EXTRACTED INFORMATION:
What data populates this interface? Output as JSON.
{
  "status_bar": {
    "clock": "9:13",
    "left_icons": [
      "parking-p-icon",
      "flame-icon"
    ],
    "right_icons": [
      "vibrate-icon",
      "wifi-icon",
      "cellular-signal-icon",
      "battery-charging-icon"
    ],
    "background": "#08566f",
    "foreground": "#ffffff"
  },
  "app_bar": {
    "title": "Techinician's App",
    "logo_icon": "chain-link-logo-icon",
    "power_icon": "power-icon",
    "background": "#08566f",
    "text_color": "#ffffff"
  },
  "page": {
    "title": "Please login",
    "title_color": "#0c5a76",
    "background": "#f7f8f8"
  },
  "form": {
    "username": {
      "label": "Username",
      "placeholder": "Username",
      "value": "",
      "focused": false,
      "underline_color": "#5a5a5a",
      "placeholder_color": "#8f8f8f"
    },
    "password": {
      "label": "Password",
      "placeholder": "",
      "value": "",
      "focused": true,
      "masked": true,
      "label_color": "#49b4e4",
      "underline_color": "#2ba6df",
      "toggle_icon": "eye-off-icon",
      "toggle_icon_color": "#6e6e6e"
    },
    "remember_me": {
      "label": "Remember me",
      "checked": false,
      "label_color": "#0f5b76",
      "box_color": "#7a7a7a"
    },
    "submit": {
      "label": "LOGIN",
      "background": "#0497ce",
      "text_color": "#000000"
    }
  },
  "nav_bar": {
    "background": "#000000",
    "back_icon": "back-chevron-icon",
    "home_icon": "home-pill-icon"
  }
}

AIM: Print every line of the records exactly. Omit nothing.

EXERCISE ANSWER:
What data populates this interface? Output as JSON.
{
  "status_bar": {
    "clock": "9:13",
    "left_icons": [
      "parking-p-icon",
      "flame-icon"
    ],
    "right_icons": [
      "vibrate-icon",
      "wifi-icon",
      "cellular-signal-icon",
      "battery-charging-icon"
    ],
    "background": "#08566f",
    "foreground": "#ffffff"
  },
  "app_bar": {
    "title": "Techinician's App",
    "logo_icon": "chain-link-logo-icon",
    "power_icon": "power-icon",
    "background": "#08566f",
    "text_color": "#ffffff"
  },
  "page": {
    "title": "Please login",
    "title_color": "#0c5a76",
    "background": "#f7f8f8"
  },
  "form": {
    "username": {
      "label": "Username",
      "placeholder": "Username",
      "value": "",
      "focused": false,
      "underline_color": "#5a5a5a",
      "placeholder_color": "#8f8f8f"
    },
    "password": {
      "label": "Password",
      "placeholder": "",
      "value": "",
      "focused": true,
      "masked": true,
      "label_color": "#49b4e4",
      "underline_color": "#2ba6df",
      "toggle_icon": "eye-off-icon",
      "toggle_icon_color": "#6e6e6e"
    },
    "remember_me": {
      "label": "Remember me",
      "checked": false,
      "label_color": "#0f5b76",
      "box_color": "#7a7a7a"
    },
    "submit": {
      "label": "LOGIN",
      "background": "#0497ce",
      "text_color": "#000000"
    }
  },
  "nav_bar": {
    "background": "#000000",
    "back_icon": "back-chevron-icon",
    "home_icon": "home-pill-icon"
  }
}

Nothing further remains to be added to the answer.